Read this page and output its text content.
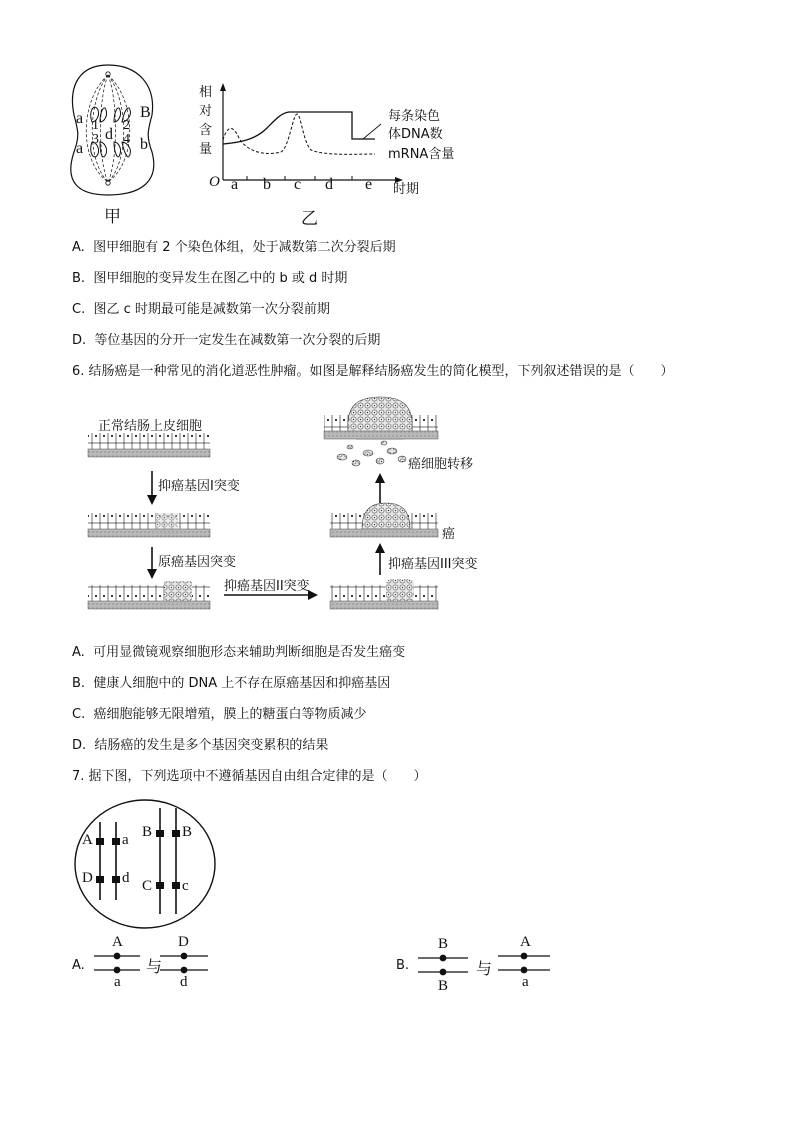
a
a
B
b
1 2
3 4
d
甲
相
对
含
量
O a b c d e 时期
每条染色
体DNA数
mRNA含量
乙
A. 图甲细胞有 2 个染色体组，处于减数第二次分裂后期
B. 图甲细胞的变异发生在图乙中的 b 或 d 时期
C. 图乙 c 时期最可能是减数第一次分裂前期
D. 等位基因的分开一定发生在减数第一次分裂的后期
6. 结肠癌是一种常见的消化道恶性肿瘤。如图是解释结肠癌发生的简化模型，下列叙述错误的是（　　）
正常结肠上皮细胞
抑癌基因I突变
原癌基因突变
抑癌基因II突变
抑癌基因III突变
癌
癌细胞转移
A. 可用显微镜观察细胞形态来辅助判断细胞是否发生癌变
B. 健康人细胞中的 DNA 上不存在原癌基因和抑癌基因
C. 癌细胞能够无限增殖，膜上的糖蛋白等物质减少
D. 结肠癌的发生是多个基因突变累积的结果
7. 据下图，下列选项中不遵循基因自由组合定律的是（　　）
A a
D d
B B
C c
A.
A
a
与
D
d
B.
B
B
与
A
a
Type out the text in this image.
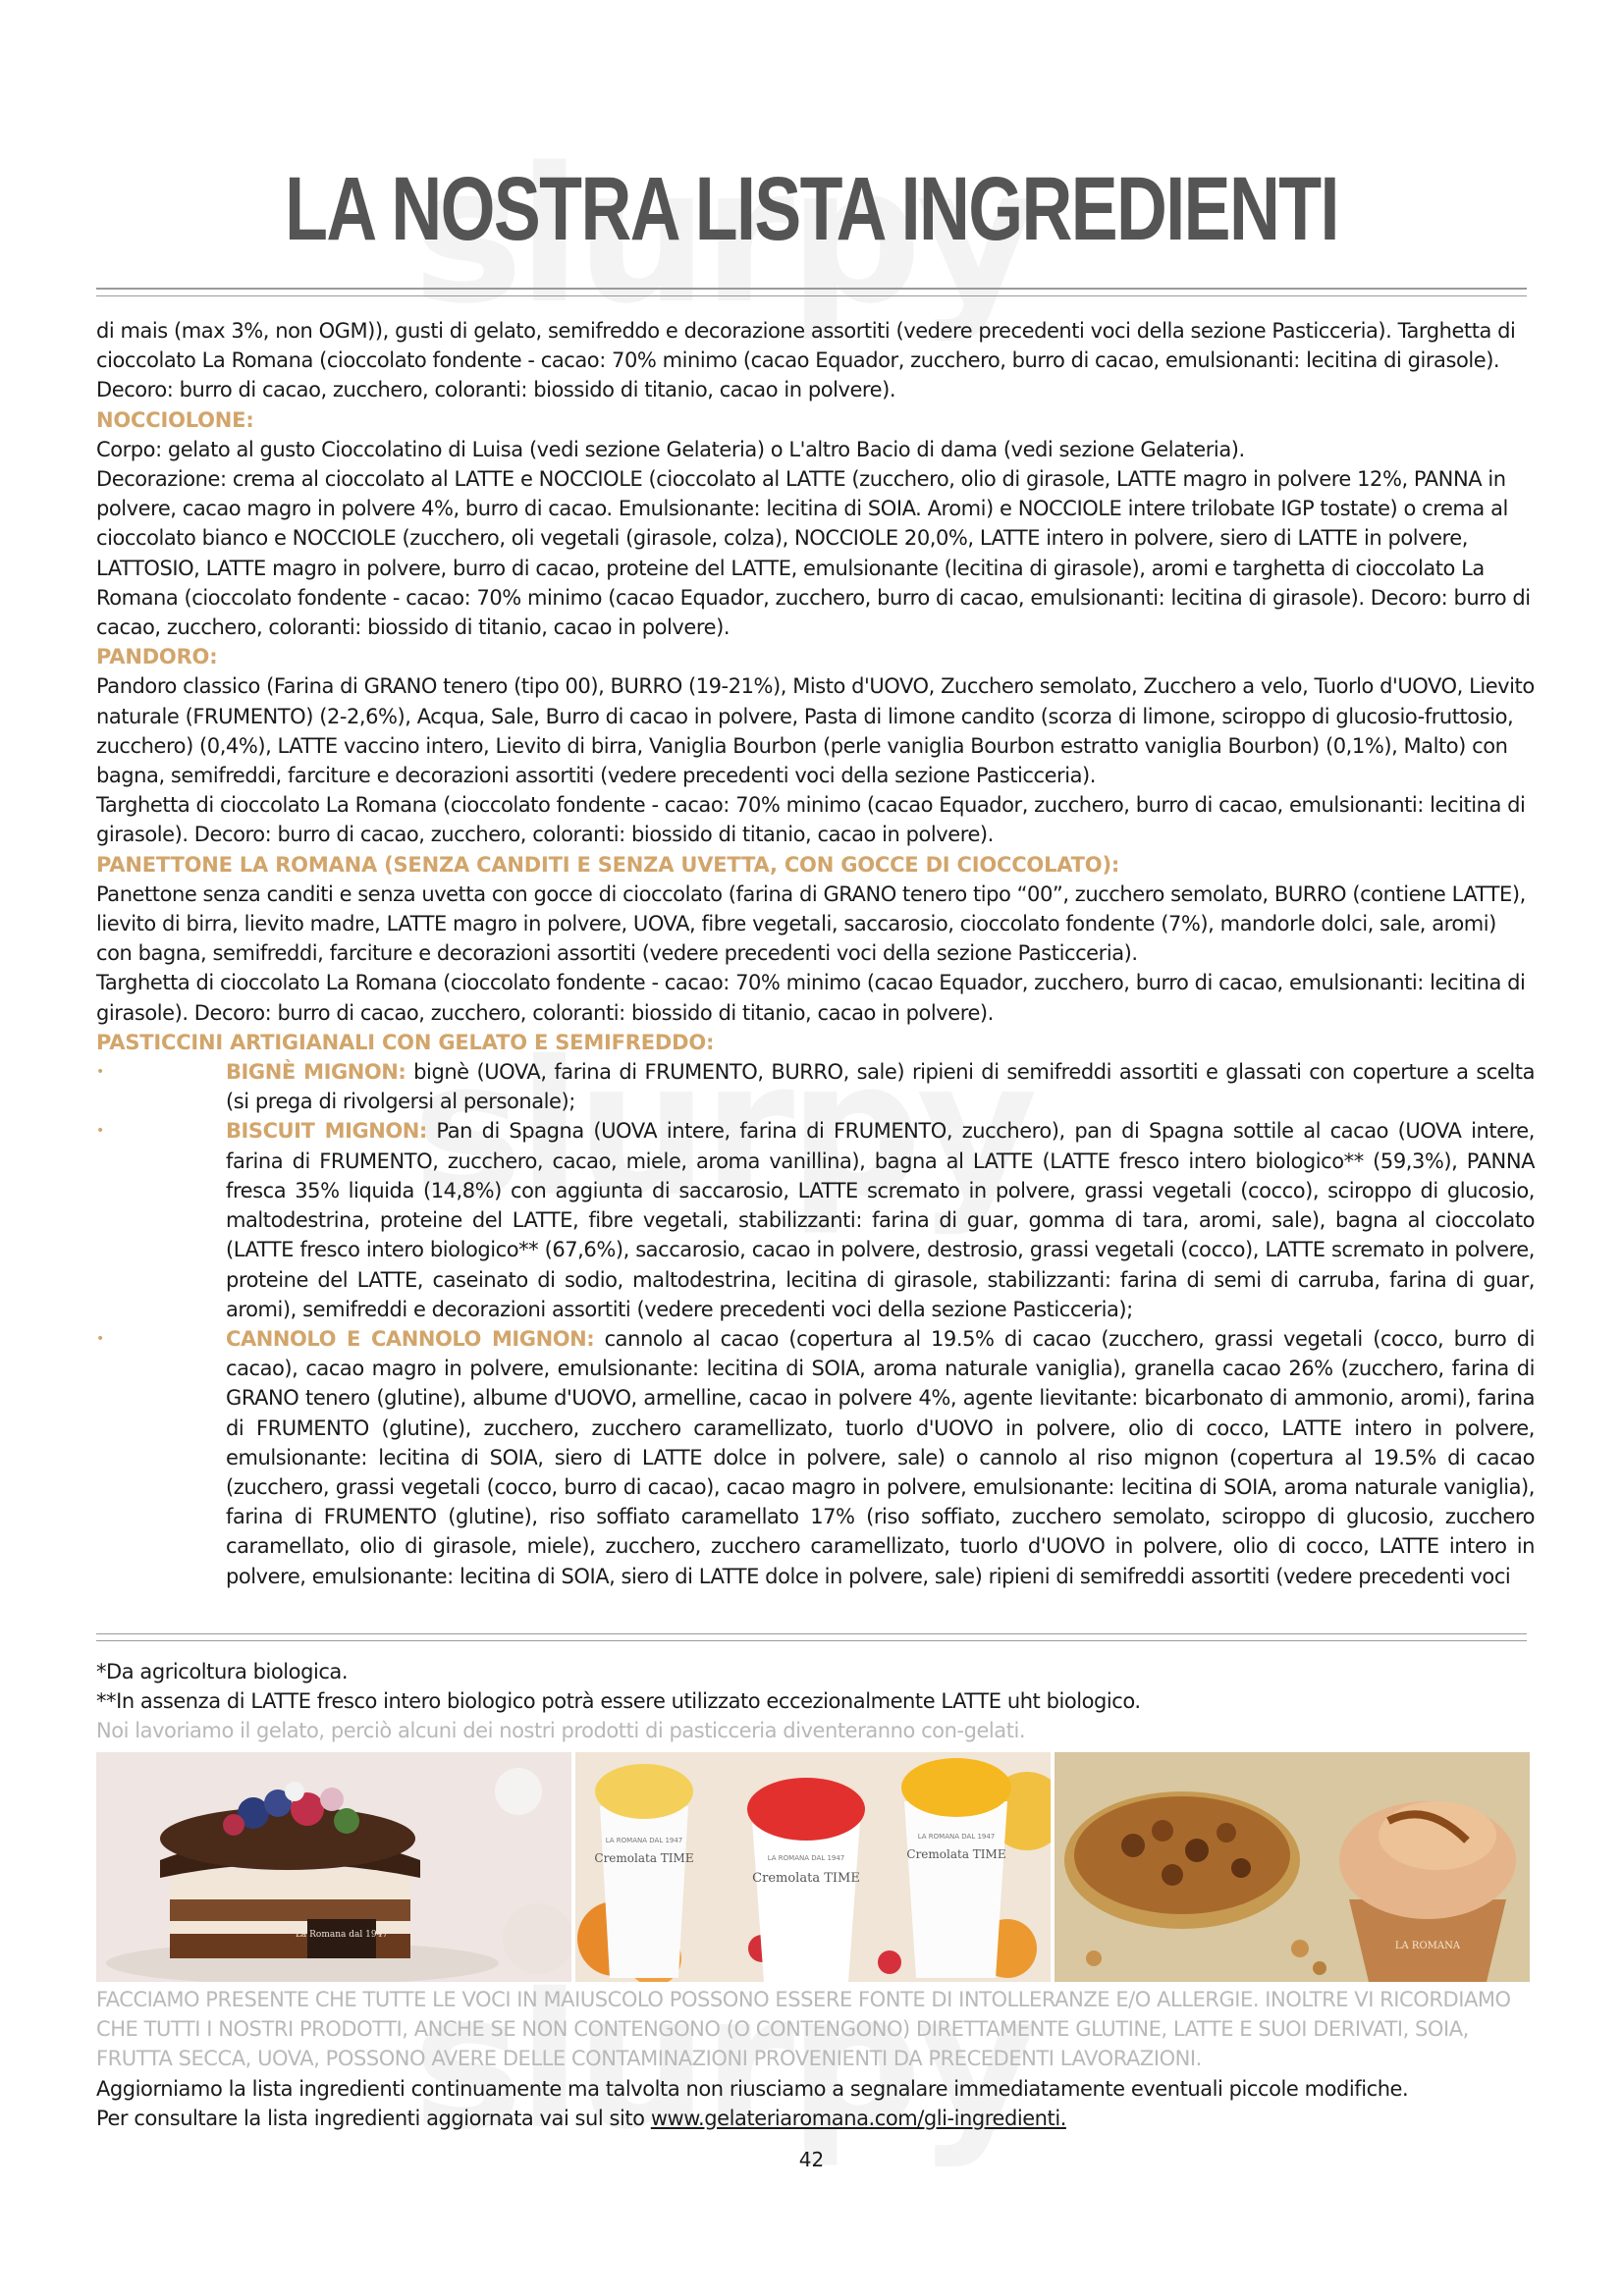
LA NOSTRA LISTA INGREDIENTI

di mais (max 3%, non OGM)), gusti di gelato, semifreddo e decorazione assortiti (vedere precedenti voci della sezione Pasticceria). Targhetta di cioccolato La Romana (cioccolato fondente - cacao: 70% minimo (cacao Equador, zucchero, burro di cacao, emulsionanti: lecitina di girasole). Decoro: burro di cacao, zucchero, coloranti: biossido di titanio, cacao in polvere).

NOCCIOLONE:

Corpo: gelato al gusto Cioccolatino di Luisa (vedi sezione Gelateria) o L'altro Bacio di dama (vedi sezione Gelateria).

Decorazione: crema al cioccolato al LATTE e NOCCIOLE (cioccolato al LATTE (zucchero, olio di girasole, LATTE magro in polvere 12%, PANNA in polvere, cacao magro in polvere 4%, burro di cacao. Emulsionante: lecitina di SOIA. Aromi) e NOCCIOLE intere trilobate IGP tostate) o crema al cioccolato bianco e NOCCIOLE (zucchero, oli vegetali (girasole, colza), NOCCIOLE 20,0%, LATTE intero in polvere, siero di LATTE in polvere, LATTOSIO, LATTE magro in polvere, burro di cacao, proteine del LATTE, emulsionante (lecitina di girasole), aromi e targhetta di cioccolato La Romana (cioccolato fondente - cacao: 70% minimo (cacao Equador, zucchero, burro di cacao, emulsionanti: lecitina di girasole). Decoro: burro di cacao, zucchero, coloranti: biossido di titanio, cacao in polvere).

PANDORO:

Pandoro classico (Farina di GRANO tenero (tipo 00), BURRO (19-21%), Misto d'UOVO, Zucchero semolato, Zucchero a velo, Tuorlo d'UOVO, Lievito naturale (FRUMENTO) (2-2,6%), Acqua, Sale, Burro di cacao in polvere, Pasta di limone candito (scorza di limone, sciroppo di glucosio-fruttosio, zucchero) (0,4%), LATTE vaccino intero, Lievito di birra, Vaniglia Bourbon (perle vaniglia Bourbon estratto vaniglia Bourbon) (0,1%), Malto) con bagna, semifreddi, farciture e decorazioni assortiti (vedere precedenti voci della sezione Pasticceria).

Targhetta di cioccolato La Romana (cioccolato fondente - cacao: 70% minimo (cacao Equador, zucchero, burro di cacao, emulsionanti: lecitina di girasole). Decoro: burro di cacao, zucchero, coloranti: biossido di titanio, cacao in polvere).

PANETTONE LA ROMANA (SENZA CANDITI E SENZA UVETTA, CON GOCCE DI CIOCCOLATO):

Panettone senza canditi e senza uvetta con gocce di cioccolato (farina di GRANO tenero tipo “00”, zucchero semolato, BURRO (contiene LATTE), lievito di birra, lievito madre, LATTE magro in polvere, UOVA, fibre vegetali, saccarosio, cioccolato fondente (7%), mandorle dolci, sale, aromi) con bagna, semifreddi, farciture e decorazioni assortiti (vedere precedenti voci della sezione Pasticceria).

Targhetta di cioccolato La Romana (cioccolato fondente - cacao: 70% minimo (cacao Equador, zucchero, burro di cacao, emulsionanti: lecitina di girasole). Decoro: burro di cacao, zucchero, coloranti: biossido di titanio, cacao in polvere).

PASTICCINI ARTIGIANALI CON GELATO E SEMIFREDDO:
•	BIGNÈ MIGNON: bignè (UOVA, farina di FRUMENTO, BURRO, sale) ripieni di semifreddi assortiti e glassati con coperture a scelta (si prega di rivolgersi al personale);
•	BISCUIT MIGNON: Pan di Spagna (UOVA intere, farina di FRUMENTO, zucchero), pan di Spagna sottile al cacao (UOVA intere, farina di FRUMENTO, zucchero, cacao, miele, aroma vanillina), bagna al LATTE (LATTE fresco intero biologico** (59,3%), PANNA fresca 35% liquida (14,8%) con aggiunta di saccarosio, LATTE scremato in polvere, grassi vegetali (cocco), sciroppo di glucosio, maltodestrina, proteine del LATTE, fibre vegetali, stabilizzanti: farina di guar, gomma di tara, aromi, sale), bagna al cioccolato (LATTE fresco intero biologico** (67,6%), saccarosio, cacao in polvere, destrosio, grassi vegetali (cocco), LATTE scremato in polvere, proteine del LATTE, caseinato di sodio, maltodestrina, lecitina di girasole, stabilizzanti: farina di semi di carruba, farina di guar, aromi), semifreddi e decorazioni assortiti (vedere precedenti voci della sezione Pasticceria);
•	CANNOLO E CANNOLO MIGNON: cannolo al cacao (copertura al 19.5% di cacao (zucchero, grassi vegetali (cocco, burro di cacao), cacao magro in polvere, emulsionante: lecitina di SOIA, aroma naturale vaniglia), granella cacao 26% (zucchero, farina di GRANO tenero (glutine), albume d'UOVO, armelline, cacao in polvere 4%, agente lievitante: bicarbonato di ammonio, aromi), farina di FRUMENTO (glutine), zucchero, zucchero caramellizato, tuorlo d'UOVO in polvere, olio di cocco, LATTE intero in polvere, emulsionante: lecitina di SOIA, siero di LATTE dolce in polvere, sale) o cannolo al riso mignon (copertura al 19.5% di cacao (zucchero, grassi vegetali (cocco, burro di cacao), cacao magro in polvere, emulsionante: lecitina di SOIA, aroma naturale vaniglia), farina di FRUMENTO (glutine), riso soffiato caramellato 17% (riso soffiato, zucchero semolato, sciroppo di glucosio, zucchero caramellato, olio di girasole, miele), zucchero, zucchero caramellizato, tuorlo d'UOVO in polvere, olio di cocco, LATTE intero in polvere, emulsionante: lecitina di SOIA, siero di LATTE dolce in polvere, sale) ripieni di semifreddi assortiti (vedere precedenti voci

*Da agricoltura biologica.

**In assenza di LATTE fresco intero biologico potrà essere utilizzato eccezionalmente LATTE uht biologico.

Noi lavoriamo il gelato, perciò alcuni dei nostri prodotti di pasticceria diventeranno con-gelati.

La Romana dal 1947
LA ROMANA DAL 1947
Cremolata TIME	LA ROMANA DAL 1947
Cremolata TIME
LA ROMANA DAL 1947
Cremolata TIME
LA ROMANA

FACCIAMO PRESENTE CHE TUTTE LE VOCI IN MAIUSCOLO POSSONO ESSERE FONTE DI INTOLLERANZE E/O ALLERGIE. INOLTRE VI RICORDIAMO CHE TUTTI I NOSTRI PRODOTTI, ANCHE SE NON CONTENGONO (O CONTENGONO) DIRETTAMENTE GLUTINE, LATTE E SUOI DERIVATI, SOIA, FRUTTA SECCA, UOVA, POSSONO AVERE DELLE CONTAMINAZIONI PROVENIENTI DA PRECEDENTI LAVORAZIONI.

Aggiorniamo la lista ingredienti continuamente ma talvolta non riusciamo a segnalare immediatamente eventuali piccole modifiche.

Per consultare la lista ingredienti aggiornata vai sul sito www.gelateriaromana.com/gli-ingredienti.

42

*EXERCISE*: Filter the records for lines containing the word "text" and copy each one.

*EXERCISE OUTPUT*:
Read this page and output its text content.
Type out the text in this image.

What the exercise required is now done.